Records for this task
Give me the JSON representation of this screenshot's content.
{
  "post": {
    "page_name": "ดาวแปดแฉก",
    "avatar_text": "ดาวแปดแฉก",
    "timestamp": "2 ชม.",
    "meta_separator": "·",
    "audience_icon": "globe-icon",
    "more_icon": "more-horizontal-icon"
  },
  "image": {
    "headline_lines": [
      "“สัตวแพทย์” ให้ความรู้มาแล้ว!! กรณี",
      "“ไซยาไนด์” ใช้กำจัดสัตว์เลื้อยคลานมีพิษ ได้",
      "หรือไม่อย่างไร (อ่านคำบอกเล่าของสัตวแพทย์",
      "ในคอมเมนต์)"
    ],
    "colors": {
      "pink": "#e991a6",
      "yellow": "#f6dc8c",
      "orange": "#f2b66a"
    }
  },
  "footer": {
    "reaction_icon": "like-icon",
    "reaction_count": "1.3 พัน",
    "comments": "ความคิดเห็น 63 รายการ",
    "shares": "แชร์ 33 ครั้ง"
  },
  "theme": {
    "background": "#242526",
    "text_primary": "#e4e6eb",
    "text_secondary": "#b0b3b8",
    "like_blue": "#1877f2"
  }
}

Task requirements
Would you give the material above again, complete and exact?

Written answer
Give me the JSON representation of this screenshot's content.
{
  "post": {
    "page_name": "ดาวแปดแฉก",
    "avatar_text": "ดาวแปดแฉก",
    "timestamp": "2 ชม.",
    "meta_separator": "·",
    "audience_icon": "globe-icon",
    "more_icon": "more-horizontal-icon"
  },
  "image": {
    "headline_lines": [
      "“สัตวแพทย์” ให้ความรู้มาแล้ว!! กรณี",
      "“ไซยาไนด์” ใช้กำจัดสัตว์เลื้อยคลานมีพิษ ได้",
      "หรือไม่อย่างไร (อ่านคำบอกเล่าของสัตวแพทย์",
      "ในคอมเมนต์)"
    ],
    "colors": {
      "pink": "#e991a6",
      "yellow": "#f6dc8c",
      "orange": "#f2b66a"
    }
  },
  "footer": {
    "reaction_icon": "like-icon",
    "reaction_count": "1.3 พัน",
    "comments": "ความคิดเห็น 63 รายการ",
    "shares": "แชร์ 33 ครั้ง"
  },
  "theme": {
    "background": "#242526",
    "text_primary": "#e4e6eb",
    "text_secondary": "#b0b3b8",
    "like_blue": "#1877f2"
  }
}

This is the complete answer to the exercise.